Rows from a dataset:
------------------------------
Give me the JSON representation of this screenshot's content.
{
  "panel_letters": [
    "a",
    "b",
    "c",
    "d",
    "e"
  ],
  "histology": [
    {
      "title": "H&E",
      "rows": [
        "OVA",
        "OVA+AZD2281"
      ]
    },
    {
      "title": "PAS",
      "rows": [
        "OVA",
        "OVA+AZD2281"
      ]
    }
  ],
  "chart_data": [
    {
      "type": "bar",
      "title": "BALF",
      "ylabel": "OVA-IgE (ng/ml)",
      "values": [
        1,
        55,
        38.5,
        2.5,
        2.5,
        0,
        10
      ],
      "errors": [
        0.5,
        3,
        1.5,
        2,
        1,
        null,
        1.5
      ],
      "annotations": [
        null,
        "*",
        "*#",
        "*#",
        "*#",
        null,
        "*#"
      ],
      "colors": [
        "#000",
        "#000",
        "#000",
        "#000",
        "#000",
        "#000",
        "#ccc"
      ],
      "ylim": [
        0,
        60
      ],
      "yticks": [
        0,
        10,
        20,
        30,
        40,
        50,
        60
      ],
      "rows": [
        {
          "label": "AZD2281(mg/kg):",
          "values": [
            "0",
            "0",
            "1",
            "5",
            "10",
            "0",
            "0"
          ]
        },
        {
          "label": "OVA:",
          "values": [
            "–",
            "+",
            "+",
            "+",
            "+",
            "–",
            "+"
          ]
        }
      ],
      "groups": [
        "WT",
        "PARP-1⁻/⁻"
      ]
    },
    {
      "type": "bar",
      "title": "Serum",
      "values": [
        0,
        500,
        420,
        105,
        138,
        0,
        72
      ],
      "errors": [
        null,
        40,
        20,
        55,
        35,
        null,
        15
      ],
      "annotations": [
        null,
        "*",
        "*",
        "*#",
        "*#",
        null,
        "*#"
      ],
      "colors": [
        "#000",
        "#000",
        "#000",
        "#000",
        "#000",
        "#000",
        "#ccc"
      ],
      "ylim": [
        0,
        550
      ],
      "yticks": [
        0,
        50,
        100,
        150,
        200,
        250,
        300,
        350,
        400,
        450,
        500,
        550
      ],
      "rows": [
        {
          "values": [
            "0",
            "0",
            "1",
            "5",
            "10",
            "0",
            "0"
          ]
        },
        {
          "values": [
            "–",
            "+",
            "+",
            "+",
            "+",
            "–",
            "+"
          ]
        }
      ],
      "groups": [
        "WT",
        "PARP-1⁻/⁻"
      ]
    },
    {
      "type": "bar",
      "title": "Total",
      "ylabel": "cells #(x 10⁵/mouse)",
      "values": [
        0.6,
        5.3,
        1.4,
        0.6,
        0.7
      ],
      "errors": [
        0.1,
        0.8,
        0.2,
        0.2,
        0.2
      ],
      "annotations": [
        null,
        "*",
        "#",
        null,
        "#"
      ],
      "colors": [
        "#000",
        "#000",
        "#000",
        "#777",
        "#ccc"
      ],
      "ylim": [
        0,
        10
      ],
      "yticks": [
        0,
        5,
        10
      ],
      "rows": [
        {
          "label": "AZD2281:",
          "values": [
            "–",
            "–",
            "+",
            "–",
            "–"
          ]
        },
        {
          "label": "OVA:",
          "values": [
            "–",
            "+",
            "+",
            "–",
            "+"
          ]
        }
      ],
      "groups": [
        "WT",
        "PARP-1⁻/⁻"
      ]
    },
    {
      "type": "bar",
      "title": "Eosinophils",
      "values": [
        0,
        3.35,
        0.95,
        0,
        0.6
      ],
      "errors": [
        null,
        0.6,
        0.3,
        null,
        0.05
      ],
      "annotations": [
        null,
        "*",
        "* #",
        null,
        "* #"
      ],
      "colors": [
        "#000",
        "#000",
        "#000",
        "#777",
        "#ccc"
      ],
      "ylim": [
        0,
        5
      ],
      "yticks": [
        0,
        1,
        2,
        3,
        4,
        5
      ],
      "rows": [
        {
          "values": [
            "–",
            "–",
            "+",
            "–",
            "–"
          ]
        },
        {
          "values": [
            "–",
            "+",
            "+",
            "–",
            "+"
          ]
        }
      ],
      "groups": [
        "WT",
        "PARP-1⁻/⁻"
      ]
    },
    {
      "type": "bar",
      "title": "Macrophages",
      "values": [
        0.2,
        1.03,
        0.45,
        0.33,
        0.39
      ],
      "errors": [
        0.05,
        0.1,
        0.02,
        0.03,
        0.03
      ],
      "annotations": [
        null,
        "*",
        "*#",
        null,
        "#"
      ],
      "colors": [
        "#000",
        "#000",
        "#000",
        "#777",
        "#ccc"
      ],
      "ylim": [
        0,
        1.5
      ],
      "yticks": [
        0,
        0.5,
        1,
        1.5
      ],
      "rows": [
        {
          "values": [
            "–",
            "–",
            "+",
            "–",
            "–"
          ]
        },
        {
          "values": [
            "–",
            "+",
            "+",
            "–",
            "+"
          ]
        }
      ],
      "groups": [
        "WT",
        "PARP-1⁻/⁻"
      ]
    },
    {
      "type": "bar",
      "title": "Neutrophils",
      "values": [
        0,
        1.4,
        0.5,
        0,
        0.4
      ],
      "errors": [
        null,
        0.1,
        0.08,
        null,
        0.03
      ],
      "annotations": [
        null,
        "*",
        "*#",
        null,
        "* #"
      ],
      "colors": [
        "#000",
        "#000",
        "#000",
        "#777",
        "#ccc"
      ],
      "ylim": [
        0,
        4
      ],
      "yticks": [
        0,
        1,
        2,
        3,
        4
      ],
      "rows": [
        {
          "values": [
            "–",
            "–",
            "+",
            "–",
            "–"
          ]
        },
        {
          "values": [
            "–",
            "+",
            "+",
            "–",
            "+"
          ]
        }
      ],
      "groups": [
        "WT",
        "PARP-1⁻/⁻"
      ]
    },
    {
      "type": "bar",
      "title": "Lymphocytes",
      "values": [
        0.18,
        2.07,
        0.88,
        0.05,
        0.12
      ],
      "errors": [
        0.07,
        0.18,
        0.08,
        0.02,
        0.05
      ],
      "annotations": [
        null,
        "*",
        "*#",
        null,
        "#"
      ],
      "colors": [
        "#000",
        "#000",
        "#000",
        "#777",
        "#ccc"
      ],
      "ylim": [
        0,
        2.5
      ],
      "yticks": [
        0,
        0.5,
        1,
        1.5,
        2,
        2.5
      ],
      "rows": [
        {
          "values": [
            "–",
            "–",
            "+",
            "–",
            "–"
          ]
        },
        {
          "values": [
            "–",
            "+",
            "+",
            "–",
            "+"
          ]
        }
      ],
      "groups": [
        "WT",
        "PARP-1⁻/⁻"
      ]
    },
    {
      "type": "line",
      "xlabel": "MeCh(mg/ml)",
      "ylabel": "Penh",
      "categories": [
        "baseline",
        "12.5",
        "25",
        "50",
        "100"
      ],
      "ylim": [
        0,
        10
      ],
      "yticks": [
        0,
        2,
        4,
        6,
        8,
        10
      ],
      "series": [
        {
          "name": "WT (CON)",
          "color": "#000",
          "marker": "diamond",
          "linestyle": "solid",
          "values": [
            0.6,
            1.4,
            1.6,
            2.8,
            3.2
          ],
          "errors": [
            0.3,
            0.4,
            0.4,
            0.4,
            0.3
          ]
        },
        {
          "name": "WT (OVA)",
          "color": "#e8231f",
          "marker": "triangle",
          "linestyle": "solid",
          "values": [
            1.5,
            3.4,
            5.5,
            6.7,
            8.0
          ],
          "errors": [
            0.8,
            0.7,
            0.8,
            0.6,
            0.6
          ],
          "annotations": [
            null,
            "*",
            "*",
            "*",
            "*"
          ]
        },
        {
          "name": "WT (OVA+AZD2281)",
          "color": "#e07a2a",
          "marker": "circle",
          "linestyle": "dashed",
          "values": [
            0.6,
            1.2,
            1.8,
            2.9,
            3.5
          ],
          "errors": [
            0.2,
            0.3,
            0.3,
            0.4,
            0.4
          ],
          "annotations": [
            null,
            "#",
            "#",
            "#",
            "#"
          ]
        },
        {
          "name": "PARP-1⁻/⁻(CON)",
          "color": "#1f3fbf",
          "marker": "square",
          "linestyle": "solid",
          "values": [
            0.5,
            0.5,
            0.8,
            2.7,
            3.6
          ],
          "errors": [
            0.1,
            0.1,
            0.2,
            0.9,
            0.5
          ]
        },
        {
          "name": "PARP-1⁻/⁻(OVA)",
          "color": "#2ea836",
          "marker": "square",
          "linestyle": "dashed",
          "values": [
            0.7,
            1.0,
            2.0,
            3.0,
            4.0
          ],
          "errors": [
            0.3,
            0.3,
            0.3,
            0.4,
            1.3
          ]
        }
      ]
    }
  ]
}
------------------------------
= EXERCISE GOAL =
Extract all lines of the records above that include "title".

= ANSWER TO THE EXERCISE =
      "title": "H&E",
      "title": "PAS",
      "title": "BALF",
      "title": "Serum",
      "title": "Total",
      "title": "Eosinophils",
      "title": "Macrophages",
      "title": "Neutrophils",
      "title": "Lymphocytes",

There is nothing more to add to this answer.